— START Data supplied —

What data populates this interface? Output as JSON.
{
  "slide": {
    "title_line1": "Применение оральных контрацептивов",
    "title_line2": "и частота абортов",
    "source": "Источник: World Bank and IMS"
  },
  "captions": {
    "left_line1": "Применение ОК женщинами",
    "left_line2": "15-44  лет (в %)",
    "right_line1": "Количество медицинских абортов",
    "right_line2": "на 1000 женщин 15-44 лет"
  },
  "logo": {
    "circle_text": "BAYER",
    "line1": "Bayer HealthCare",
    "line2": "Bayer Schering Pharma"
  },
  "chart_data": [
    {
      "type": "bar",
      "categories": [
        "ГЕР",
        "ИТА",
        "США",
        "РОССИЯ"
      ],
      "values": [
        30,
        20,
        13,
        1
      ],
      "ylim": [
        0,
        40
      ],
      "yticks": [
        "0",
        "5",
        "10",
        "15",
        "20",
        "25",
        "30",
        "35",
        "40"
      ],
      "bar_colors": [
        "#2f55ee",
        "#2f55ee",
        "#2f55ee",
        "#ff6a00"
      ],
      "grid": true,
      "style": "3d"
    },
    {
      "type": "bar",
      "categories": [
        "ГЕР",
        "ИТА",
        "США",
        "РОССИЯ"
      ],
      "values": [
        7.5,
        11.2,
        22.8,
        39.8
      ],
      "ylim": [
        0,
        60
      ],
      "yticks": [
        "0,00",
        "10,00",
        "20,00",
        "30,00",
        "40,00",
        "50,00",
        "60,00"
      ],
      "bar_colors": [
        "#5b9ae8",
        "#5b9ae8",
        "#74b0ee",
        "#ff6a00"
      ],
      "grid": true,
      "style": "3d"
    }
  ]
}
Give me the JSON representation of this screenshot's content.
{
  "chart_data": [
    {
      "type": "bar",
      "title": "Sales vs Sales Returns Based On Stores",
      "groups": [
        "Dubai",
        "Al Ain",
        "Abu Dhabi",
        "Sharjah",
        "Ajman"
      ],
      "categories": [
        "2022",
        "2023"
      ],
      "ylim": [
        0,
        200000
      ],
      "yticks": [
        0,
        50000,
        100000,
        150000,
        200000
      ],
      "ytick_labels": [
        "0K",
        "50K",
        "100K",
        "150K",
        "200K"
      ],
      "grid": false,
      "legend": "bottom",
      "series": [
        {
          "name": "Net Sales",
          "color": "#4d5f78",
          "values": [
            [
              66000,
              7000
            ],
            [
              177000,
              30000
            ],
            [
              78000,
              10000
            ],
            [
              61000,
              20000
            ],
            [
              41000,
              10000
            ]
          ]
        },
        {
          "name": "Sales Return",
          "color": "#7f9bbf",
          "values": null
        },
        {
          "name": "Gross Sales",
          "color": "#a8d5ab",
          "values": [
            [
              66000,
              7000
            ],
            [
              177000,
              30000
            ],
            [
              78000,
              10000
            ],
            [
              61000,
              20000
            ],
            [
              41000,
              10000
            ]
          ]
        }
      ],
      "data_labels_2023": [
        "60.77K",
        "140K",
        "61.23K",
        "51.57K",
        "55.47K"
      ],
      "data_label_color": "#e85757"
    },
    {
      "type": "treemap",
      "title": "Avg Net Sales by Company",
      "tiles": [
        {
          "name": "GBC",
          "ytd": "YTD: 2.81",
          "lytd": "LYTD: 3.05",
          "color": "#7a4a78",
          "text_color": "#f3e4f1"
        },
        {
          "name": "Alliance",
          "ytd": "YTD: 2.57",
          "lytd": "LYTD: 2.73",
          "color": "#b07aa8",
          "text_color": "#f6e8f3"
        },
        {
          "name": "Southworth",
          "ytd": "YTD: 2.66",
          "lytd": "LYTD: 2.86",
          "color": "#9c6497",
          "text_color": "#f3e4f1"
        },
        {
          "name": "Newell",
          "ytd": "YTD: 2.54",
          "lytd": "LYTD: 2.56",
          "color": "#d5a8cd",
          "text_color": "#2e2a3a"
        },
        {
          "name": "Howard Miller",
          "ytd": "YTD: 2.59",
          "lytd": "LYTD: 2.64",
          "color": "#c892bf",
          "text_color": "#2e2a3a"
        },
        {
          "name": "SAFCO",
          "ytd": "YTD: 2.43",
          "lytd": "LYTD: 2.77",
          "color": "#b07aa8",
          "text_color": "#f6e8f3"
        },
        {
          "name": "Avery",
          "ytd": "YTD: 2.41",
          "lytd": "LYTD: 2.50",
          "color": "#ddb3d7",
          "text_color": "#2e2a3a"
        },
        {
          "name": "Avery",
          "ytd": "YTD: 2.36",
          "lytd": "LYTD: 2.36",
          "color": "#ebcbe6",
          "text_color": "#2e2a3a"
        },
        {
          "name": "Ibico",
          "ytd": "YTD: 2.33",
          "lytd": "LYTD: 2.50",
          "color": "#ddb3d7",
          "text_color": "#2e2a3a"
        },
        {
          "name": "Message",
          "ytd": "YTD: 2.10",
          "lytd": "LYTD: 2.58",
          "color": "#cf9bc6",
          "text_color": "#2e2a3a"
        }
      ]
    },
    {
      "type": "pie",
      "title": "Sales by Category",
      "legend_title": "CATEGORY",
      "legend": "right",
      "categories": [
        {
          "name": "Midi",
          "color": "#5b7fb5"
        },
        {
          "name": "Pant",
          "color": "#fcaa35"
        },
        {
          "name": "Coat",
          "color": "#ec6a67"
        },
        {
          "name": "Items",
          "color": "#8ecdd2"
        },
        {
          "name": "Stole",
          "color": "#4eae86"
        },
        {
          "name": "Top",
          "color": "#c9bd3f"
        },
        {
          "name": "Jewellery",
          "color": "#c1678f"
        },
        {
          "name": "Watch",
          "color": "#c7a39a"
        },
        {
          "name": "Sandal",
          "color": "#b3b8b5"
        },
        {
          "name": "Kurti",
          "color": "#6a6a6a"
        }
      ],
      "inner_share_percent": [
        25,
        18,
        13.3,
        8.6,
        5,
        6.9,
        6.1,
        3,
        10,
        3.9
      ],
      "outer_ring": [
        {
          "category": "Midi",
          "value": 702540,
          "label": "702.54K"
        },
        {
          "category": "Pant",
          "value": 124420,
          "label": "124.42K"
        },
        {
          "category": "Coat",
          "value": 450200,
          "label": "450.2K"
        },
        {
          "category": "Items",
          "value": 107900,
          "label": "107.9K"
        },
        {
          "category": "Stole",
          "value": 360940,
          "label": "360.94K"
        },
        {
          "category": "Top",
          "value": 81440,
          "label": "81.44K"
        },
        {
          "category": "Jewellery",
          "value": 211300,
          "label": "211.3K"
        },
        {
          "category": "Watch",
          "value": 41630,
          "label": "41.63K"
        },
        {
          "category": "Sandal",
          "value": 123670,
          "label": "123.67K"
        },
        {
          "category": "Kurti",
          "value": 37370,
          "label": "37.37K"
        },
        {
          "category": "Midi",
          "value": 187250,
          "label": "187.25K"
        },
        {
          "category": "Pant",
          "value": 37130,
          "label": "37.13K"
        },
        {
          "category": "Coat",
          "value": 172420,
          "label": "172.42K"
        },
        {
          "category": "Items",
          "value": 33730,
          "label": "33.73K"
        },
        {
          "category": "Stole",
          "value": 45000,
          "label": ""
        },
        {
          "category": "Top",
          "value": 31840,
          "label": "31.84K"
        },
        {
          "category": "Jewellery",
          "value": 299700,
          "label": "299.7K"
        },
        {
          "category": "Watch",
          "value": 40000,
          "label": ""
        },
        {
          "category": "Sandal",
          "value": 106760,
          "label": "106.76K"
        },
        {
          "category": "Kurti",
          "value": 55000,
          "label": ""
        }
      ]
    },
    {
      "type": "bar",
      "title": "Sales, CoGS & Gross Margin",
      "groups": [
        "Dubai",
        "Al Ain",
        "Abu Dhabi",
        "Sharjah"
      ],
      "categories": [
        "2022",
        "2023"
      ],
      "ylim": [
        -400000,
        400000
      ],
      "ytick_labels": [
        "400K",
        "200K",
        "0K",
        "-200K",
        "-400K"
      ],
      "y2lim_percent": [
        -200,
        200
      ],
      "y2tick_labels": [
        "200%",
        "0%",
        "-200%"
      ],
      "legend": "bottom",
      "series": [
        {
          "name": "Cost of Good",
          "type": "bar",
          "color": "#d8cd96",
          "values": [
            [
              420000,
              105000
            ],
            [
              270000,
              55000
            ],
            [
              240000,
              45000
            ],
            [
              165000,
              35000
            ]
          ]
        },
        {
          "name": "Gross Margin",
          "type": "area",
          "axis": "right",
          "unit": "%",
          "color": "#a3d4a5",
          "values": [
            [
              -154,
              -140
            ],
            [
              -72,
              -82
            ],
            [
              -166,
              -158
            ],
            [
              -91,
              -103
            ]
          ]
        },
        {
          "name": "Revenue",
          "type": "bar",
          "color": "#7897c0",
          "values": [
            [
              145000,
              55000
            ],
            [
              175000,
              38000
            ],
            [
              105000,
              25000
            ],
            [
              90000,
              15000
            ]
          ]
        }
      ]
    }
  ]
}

— END Data supplied —

Copy each line of the data above that holds "lytd".

          "lytd": "LYTD: 3.05",
          "lytd": "LYTD: 2.73",
          "lytd": "LYTD: 2.86",
          "lytd": "LYTD: 2.56",
          "lytd": "LYTD: 2.64",
          "lytd": "LYTD: 2.77",
          "lytd": "LYTD: 2.50",
          "lytd": "LYTD: 2.36",
          "lytd": "LYTD: 2.50",
          "lytd": "LYTD: 2.58",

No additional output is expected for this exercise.